* _What the exercise asks_
Set down all of the data exactly as it appears.
Input records start
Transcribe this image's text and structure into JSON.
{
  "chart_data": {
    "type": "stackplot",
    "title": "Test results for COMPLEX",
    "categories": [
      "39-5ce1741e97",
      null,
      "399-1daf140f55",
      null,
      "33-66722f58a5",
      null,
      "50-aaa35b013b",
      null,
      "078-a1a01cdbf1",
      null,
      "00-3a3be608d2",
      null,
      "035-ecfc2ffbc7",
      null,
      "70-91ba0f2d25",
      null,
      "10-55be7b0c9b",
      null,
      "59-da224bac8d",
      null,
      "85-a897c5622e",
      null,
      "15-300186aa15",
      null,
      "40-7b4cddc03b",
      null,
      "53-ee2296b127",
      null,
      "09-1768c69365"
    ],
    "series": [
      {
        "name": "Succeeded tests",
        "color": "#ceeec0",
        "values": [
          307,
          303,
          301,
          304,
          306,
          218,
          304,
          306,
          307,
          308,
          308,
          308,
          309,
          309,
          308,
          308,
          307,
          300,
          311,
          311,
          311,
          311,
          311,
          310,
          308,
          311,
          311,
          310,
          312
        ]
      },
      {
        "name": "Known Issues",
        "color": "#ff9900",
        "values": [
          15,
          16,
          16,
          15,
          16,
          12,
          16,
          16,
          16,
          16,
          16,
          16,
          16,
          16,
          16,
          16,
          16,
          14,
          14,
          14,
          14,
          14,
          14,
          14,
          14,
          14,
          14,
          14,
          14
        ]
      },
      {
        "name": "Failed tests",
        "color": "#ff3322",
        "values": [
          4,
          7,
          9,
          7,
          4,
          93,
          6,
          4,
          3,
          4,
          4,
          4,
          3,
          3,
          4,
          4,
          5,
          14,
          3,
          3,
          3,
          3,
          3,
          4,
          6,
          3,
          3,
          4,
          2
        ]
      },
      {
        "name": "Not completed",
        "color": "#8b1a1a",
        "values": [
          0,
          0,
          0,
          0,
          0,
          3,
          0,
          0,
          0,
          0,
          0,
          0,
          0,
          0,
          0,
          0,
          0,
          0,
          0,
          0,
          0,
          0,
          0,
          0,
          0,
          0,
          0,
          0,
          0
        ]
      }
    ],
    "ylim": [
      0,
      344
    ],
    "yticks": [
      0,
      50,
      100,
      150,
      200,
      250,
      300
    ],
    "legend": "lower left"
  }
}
Input records end
* _Solved exercise_
Transcribe this image's text and structure into JSON.
{
  "chart_data": {
    "type": "stackplot",
    "title": "Test results for COMPLEX",
    "categories": [
      "39-5ce1741e97",
      null,
      "399-1daf140f55",
      null,
      "33-66722f58a5",
      null,
      "50-aaa35b013b",
      null,
      "078-a1a01cdbf1",
      null,
      "00-3a3be608d2",
      null,
      "035-ecfc2ffbc7",
      null,
      "70-91ba0f2d25",
      null,
      "10-55be7b0c9b",
      null,
      "59-da224bac8d",
      null,
      "85-a897c5622e",
      null,
      "15-300186aa15",
      null,
      "40-7b4cddc03b",
      null,
      "53-ee2296b127",
      null,
      "09-1768c69365"
    ],
    "series": [
      {
        "name": "Succeeded tests",
        "color": "#ceeec0",
        "values": [
          307,
          303,
          301,
          304,
          306,
          218,
          304,
          306,
          307,
          308,
          308,
          308,
          309,
          309,
          308,
          308,
          307,
          300,
          311,
          311,
          311,
          311,
          311,
          310,
          308,
          311,
          311,
          310,
          312
        ]
      },
      {
        "name": "Known Issues",
        "color": "#ff9900",
        "values": [
          15,
          16,
          16,
          15,
          16,
          12,
          16,
          16,
          16,
          16,
          16,
          16,
          16,
          16,
          16,
          16,
          16,
          14,
          14,
          14,
          14,
          14,
          14,
          14,
          14,
          14,
          14,
          14,
          14
        ]
      },
      {
        "name": "Failed tests",
        "color": "#ff3322",
        "values": [
          4,
          7,
          9,
          7,
          4,
          93,
          6,
          4,
          3,
          4,
          4,
          4,
          3,
          3,
          4,
          4,
          5,
          14,
          3,
          3,
          3,
          3,
          3,
          4,
          6,
          3,
          3,
          4,
          2
        ]
      },
      {
        "name": "Not completed",
        "color": "#8b1a1a",
        "values": [
          0,
          0,
          0,
          0,
          0,
          3,
          0,
          0,
          0,
          0,
          0,
          0,
          0,
          0,
          0,
          0,
          0,
          0,
          0,
          0,
          0,
          0,
          0,
          0,
          0,
          0,
          0,
          0,
          0
        ]
      }
    ],
    "ylim": [
      0,
      344
    ],
    "yticks": [
      0,
      50,
      100,
      150,
      200,
      250,
      300
    ],
    "legend": "lower left"
  }
}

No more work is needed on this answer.